Job — Give the number of lines in the data that hold the string "面俯江流". Nothing else is needed.
======== Data to use ========
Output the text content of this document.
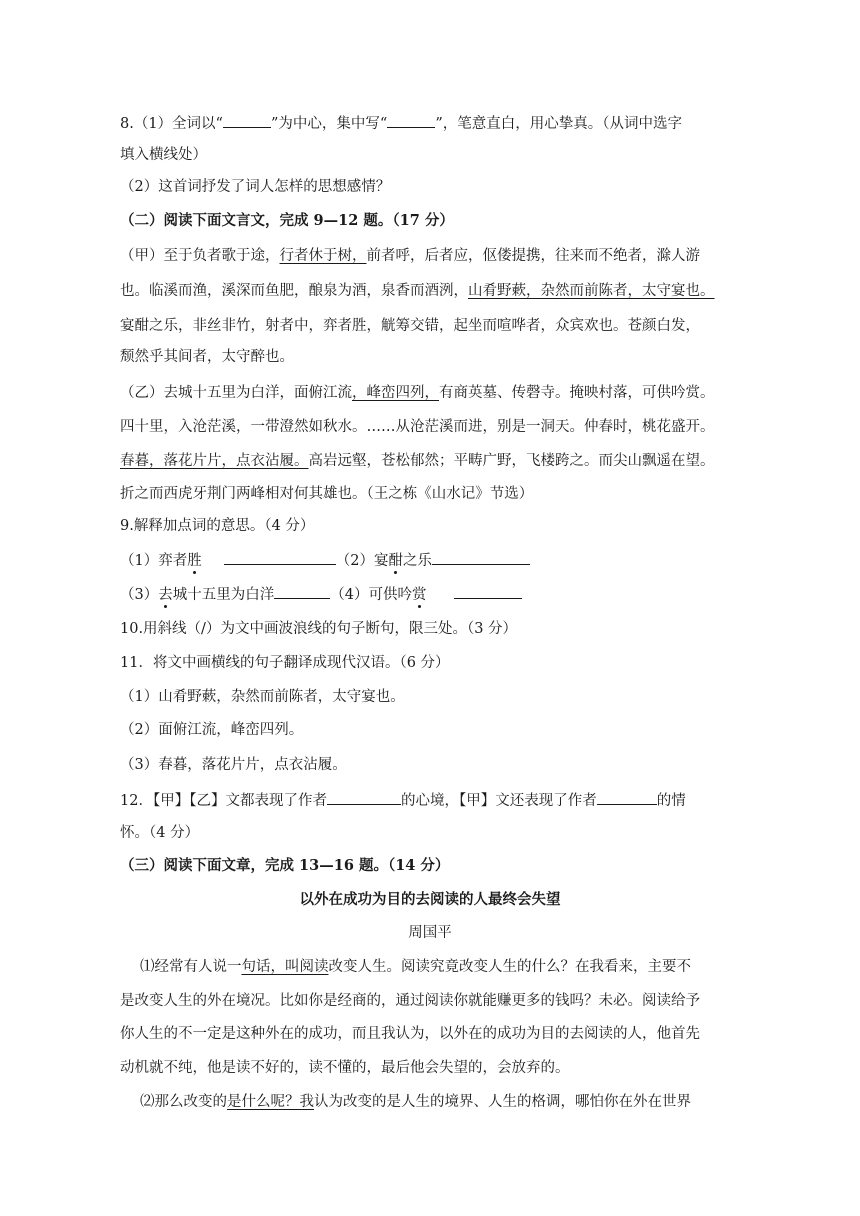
8.（1）全词以“	”为中心，集中写“	”，笔意直白，用心挚真。（从词中选字
填入横线处）
（2）这首词抒发了词人怎样的思想感情？
（二）阅读下面文言文，完成 9—12 题。（17 分）
（甲）至于负者歌于途，行者休于树，前者呼，后者应，伛偻提携，往来而不绝者，滁人游
也。临溪而渔，溪深而鱼肥，酿泉为酒，泉香而酒洌，山肴野蔌，杂然而前陈者，太守宴也。
宴酣之乐，非丝非竹，射者中，弈者胜，觥筹交错，起坐而喧哗者，众宾欢也。苍颜白发，
颓然乎其间者，太守醉也。
（乙）去城十五里为白洋，面俯江流，峰峦四列，有商英墓、传磬寺。掩映村落，可供吟赏。
四十里，入沧茫溪，一带澄然如秋水。……从沧茫溪而进，别是一洞天。仲春时，桃花盛开。
春暮，落花片片，点衣沾履。高岩远壑，苍松郁然；平畴广野，飞楼跨之。而尖山飘遥在望。
折之而西虎牙荆门两峰相对何其雄也。（王之栋《山水记》节选）
9.解释加点词的意思。（4 分）
（1）弈者胜	（2）宴酣之乐
（3）去城十五里为白洋	（4）可供吟赏
10.用斜线（/）为文中画波浪线的句子断句，限三处。（3 分）
11．将文中画横线的句子翻译成现代汉语。（6 分）
（1）山肴野蔌，杂然而前陈者，太守宴也。
（2）面俯江流，峰峦四列。
（3）春暮，落花片片，点衣沾履。
12．【甲】【乙】文都表现了作者	的心境，【甲】文还表现了作者	的情
怀。（4 分）
（三）阅读下面文章，完成 13—16 题。（14 分）
以外在成功为目的去阅读的人最终会失望
周国平
⑴经常有人说一句话，叫阅读改变人生。阅读究竟改变人生的什么？在我看来，主要不
是改变人生的外在境况。比如你是经商的，通过阅读你就能赚更多的钱吗？未必。阅读给予
你人生的不一定是这种外在的成功，而且我认为，以外在的成功为目的去阅读的人，他首先
动机就不纯，他是读不好的，读不懂的，最后他会失望的，会放弃的。
⑵那么改变的是什么呢？我认为改变的是人生的境界、人生的格调，哪怕你在外在世界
========
Full output — 2